:: EXERCISE DESCRIPTION ::
Which lines hold the word "America"? Copy each of them from the material.

:: MATERIAL SUPPLIED ::

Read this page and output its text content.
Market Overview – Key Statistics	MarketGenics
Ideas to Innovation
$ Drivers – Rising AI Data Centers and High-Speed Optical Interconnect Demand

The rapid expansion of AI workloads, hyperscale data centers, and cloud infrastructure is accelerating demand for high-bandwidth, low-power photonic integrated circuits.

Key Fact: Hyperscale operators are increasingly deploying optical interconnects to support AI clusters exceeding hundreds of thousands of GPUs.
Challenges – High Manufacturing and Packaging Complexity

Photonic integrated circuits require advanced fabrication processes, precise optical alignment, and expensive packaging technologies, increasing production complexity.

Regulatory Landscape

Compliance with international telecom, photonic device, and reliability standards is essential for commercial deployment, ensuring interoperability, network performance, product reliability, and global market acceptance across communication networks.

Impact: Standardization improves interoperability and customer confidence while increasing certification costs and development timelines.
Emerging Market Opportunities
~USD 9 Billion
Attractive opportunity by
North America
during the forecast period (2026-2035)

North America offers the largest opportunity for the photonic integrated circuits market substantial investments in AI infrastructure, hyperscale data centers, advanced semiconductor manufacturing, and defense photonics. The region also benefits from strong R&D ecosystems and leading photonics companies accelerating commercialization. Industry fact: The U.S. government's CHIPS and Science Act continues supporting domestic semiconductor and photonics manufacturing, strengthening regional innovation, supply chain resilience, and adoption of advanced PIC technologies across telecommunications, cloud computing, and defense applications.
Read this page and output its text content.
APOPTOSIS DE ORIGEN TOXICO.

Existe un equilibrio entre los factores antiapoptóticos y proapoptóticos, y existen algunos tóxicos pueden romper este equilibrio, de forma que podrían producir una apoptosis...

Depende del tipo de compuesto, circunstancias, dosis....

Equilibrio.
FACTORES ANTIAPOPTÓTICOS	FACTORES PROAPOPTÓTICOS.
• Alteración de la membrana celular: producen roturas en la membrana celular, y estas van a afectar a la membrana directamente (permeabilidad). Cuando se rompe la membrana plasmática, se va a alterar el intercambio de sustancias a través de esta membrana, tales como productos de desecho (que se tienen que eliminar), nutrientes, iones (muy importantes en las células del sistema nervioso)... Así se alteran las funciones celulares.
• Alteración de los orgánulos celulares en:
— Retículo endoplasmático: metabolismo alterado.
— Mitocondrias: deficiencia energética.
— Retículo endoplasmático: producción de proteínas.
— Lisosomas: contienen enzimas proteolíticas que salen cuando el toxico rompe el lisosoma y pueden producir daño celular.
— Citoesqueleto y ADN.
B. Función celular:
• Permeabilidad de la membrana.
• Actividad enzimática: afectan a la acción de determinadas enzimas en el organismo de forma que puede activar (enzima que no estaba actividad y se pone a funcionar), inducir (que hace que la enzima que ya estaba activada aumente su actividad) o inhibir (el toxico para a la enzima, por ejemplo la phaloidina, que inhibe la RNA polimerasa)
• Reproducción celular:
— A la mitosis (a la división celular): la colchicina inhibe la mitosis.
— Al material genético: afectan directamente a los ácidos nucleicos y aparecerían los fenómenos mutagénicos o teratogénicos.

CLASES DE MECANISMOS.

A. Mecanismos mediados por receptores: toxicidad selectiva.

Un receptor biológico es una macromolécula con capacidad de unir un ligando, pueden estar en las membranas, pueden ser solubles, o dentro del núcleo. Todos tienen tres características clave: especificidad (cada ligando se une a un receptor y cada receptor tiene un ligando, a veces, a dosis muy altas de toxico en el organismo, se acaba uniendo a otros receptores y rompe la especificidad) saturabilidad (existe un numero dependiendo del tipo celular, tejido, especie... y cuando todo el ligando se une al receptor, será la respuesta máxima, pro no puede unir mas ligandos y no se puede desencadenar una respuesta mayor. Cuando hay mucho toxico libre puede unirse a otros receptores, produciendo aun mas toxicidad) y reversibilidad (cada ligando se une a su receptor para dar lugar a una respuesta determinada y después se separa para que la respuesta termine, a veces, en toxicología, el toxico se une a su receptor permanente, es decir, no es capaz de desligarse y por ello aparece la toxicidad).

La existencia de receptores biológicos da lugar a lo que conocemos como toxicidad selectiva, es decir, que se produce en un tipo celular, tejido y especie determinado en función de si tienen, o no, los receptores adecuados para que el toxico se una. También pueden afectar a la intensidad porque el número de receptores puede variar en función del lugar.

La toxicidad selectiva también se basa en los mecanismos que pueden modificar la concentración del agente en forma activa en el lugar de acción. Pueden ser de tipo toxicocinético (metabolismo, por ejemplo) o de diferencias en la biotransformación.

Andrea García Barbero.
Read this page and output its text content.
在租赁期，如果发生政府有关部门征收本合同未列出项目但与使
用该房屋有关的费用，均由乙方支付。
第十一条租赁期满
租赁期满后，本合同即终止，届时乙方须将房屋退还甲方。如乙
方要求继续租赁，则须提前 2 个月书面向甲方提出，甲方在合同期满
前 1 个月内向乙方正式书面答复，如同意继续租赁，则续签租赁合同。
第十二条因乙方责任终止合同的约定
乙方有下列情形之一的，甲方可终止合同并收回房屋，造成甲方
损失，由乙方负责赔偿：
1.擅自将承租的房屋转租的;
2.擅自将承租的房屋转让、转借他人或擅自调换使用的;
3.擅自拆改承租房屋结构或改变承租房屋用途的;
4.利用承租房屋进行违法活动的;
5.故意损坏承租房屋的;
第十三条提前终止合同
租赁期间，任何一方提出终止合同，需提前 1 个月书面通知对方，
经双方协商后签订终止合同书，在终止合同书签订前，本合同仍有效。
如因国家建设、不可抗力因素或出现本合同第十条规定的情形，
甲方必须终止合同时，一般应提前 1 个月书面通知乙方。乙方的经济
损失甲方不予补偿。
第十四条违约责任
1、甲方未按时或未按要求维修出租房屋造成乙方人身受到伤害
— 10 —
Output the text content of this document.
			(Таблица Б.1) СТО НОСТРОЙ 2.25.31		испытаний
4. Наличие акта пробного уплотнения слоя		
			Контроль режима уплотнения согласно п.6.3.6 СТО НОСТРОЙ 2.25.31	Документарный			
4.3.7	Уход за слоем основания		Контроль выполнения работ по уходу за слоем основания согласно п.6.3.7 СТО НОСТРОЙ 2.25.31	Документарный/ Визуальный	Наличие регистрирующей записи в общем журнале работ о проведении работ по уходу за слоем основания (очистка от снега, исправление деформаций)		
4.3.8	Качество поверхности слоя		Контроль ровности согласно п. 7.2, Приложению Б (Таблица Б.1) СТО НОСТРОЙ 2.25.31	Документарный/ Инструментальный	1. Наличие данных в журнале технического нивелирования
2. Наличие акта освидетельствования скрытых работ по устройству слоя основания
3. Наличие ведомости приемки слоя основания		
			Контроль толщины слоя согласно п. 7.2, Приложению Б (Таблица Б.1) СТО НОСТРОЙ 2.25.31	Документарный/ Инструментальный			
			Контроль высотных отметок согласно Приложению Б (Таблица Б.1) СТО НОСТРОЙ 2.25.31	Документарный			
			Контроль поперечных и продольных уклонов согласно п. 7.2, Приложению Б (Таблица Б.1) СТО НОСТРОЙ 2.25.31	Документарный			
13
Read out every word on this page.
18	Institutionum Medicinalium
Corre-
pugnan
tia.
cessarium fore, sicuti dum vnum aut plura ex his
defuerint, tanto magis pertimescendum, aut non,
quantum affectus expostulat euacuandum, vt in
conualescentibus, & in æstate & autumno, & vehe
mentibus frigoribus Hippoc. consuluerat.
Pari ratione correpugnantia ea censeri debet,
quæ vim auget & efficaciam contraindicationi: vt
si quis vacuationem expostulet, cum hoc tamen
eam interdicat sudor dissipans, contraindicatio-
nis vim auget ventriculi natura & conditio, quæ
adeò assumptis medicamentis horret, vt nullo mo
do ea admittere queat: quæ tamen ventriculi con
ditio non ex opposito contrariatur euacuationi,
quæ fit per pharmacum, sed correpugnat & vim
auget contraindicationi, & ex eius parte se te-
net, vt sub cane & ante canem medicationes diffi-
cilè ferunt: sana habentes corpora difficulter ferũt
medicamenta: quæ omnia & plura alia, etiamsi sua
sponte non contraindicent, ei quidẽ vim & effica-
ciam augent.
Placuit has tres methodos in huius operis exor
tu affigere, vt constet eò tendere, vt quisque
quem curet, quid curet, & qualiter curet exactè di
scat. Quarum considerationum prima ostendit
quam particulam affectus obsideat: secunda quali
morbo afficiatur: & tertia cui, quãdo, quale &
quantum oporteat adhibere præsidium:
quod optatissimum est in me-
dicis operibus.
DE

:: FULL RESPONSE ::
North America
North America offers the largest opportunity for the photonic integrated circuits market substantial investments in AI infrastructure, hyperscale data centers, advanced semiconductor manufacturing, and defense photonics. The region also benefits from strong R&D ecosystems and leading photonics companies accelerating commercialization. Industry fact: The U.S. government's CHIPS and Science Act continues supporting domestic semiconductor and photonics manufacturing, strengthening regional innovation, supply chain resilience, and adoption of advanced PIC technologies across telecommunications, cloud computing, and defense applications.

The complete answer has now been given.